◆ Exercise objective
Copy out each line in the material below that has the word "this".

(Extracted data entries)

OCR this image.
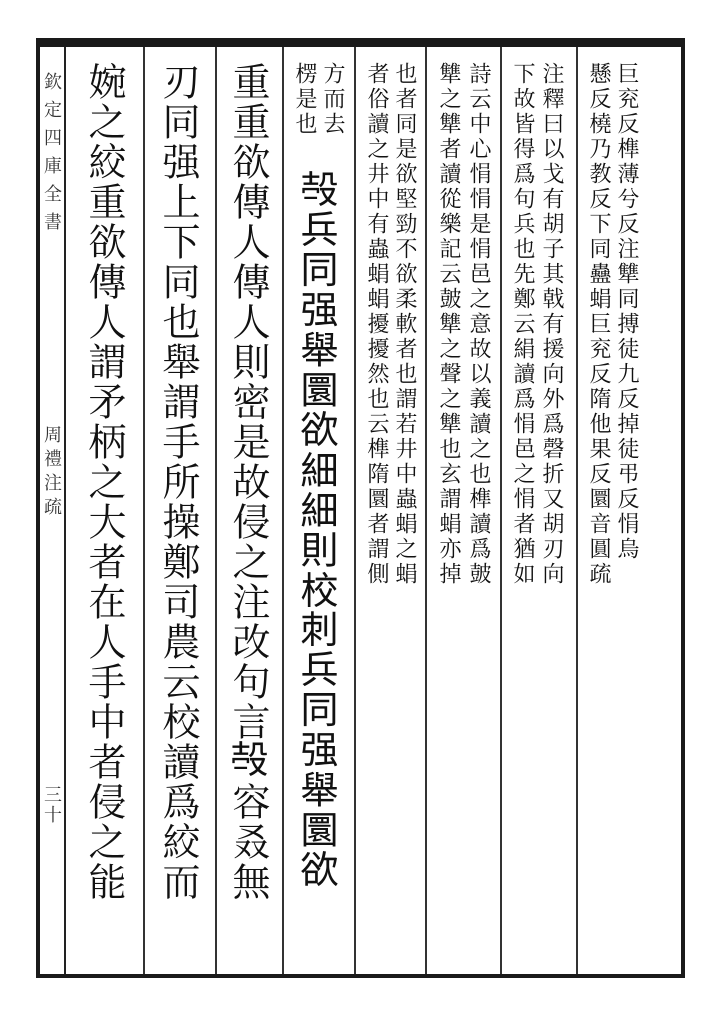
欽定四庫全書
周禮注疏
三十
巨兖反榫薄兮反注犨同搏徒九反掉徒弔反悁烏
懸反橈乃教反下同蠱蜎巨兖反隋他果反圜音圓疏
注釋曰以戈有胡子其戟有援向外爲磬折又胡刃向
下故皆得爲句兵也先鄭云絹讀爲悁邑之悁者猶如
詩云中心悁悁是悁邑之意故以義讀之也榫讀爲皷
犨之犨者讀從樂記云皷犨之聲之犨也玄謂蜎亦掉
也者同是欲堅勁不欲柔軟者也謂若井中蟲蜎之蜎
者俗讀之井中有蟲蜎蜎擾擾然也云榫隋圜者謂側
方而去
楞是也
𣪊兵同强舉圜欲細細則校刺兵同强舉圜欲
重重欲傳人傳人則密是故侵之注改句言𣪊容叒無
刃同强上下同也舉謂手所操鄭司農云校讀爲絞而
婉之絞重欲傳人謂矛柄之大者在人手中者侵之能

...

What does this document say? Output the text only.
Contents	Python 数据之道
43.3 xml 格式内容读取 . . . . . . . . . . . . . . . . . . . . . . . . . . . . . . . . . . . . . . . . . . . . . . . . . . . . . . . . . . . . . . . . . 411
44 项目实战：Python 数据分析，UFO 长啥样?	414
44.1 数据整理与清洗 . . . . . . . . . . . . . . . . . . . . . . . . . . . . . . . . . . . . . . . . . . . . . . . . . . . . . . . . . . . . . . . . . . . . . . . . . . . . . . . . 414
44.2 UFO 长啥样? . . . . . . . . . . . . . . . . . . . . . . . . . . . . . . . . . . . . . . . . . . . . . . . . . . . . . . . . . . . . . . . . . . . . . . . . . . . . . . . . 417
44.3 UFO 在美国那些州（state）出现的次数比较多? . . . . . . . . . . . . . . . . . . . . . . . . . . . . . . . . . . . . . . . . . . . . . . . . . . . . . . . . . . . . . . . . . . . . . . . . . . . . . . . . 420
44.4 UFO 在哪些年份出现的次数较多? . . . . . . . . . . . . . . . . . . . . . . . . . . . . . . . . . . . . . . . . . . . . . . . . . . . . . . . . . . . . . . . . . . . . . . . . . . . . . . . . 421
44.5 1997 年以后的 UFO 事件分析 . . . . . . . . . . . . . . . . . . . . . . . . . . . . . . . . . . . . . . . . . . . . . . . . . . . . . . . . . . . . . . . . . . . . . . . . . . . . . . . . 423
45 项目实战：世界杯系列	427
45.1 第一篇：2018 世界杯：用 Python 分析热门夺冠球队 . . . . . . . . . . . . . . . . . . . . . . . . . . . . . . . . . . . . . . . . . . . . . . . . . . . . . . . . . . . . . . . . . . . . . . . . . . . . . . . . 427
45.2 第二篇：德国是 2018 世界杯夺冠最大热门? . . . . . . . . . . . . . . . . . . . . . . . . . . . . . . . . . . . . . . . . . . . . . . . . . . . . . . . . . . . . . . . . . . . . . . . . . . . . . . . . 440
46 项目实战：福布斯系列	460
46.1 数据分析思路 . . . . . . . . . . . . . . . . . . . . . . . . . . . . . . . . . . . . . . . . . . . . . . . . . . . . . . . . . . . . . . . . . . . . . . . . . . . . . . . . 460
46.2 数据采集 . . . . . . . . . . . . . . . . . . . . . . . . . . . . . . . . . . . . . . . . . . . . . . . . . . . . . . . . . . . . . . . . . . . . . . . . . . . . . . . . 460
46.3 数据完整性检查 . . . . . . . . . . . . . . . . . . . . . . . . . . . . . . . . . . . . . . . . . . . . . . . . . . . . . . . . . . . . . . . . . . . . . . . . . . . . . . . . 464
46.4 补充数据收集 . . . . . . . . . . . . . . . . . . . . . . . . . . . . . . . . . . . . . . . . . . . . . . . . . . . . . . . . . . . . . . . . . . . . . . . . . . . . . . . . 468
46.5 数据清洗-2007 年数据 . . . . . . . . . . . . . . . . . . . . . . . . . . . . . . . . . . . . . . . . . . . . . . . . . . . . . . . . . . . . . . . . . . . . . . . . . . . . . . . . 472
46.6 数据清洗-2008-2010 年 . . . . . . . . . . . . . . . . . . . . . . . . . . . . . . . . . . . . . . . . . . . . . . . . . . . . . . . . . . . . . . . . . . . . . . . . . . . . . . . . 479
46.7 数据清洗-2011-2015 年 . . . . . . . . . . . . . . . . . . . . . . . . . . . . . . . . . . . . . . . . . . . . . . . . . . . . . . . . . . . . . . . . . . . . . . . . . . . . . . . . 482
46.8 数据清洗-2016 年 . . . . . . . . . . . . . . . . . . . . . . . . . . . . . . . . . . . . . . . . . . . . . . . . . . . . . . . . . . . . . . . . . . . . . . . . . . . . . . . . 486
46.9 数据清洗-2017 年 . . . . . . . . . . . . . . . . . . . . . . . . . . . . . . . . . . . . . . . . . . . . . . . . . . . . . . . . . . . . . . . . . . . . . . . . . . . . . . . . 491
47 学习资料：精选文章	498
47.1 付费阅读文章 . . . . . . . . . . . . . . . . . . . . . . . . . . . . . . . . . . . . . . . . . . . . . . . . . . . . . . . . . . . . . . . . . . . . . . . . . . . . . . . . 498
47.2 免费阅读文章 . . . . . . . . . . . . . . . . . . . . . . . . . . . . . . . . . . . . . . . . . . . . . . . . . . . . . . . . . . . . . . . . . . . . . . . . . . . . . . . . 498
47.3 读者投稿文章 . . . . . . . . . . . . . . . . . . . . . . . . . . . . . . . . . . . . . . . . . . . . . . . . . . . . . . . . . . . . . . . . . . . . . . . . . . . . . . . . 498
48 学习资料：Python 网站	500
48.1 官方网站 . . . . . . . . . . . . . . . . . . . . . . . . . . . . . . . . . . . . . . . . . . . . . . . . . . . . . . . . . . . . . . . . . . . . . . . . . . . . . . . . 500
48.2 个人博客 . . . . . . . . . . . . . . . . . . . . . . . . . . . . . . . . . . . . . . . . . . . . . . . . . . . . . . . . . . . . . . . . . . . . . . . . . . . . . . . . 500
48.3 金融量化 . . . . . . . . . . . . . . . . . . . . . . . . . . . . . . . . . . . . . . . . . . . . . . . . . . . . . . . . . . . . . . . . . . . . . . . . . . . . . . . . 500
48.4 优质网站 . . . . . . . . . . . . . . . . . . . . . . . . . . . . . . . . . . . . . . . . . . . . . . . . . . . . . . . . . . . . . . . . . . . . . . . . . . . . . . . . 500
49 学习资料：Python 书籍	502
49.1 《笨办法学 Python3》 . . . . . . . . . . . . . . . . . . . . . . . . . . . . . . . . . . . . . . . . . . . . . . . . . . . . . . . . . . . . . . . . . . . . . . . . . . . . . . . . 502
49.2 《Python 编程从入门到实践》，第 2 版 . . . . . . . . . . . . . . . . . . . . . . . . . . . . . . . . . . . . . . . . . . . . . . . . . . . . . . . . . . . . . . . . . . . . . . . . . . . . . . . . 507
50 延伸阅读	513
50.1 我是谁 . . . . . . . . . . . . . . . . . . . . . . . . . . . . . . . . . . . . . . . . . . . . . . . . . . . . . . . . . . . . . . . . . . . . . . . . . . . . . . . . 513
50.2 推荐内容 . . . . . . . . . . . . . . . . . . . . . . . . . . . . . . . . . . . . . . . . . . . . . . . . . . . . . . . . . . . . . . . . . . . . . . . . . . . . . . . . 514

◆ Task response
OCR this image.
What does this document say? Output the text only.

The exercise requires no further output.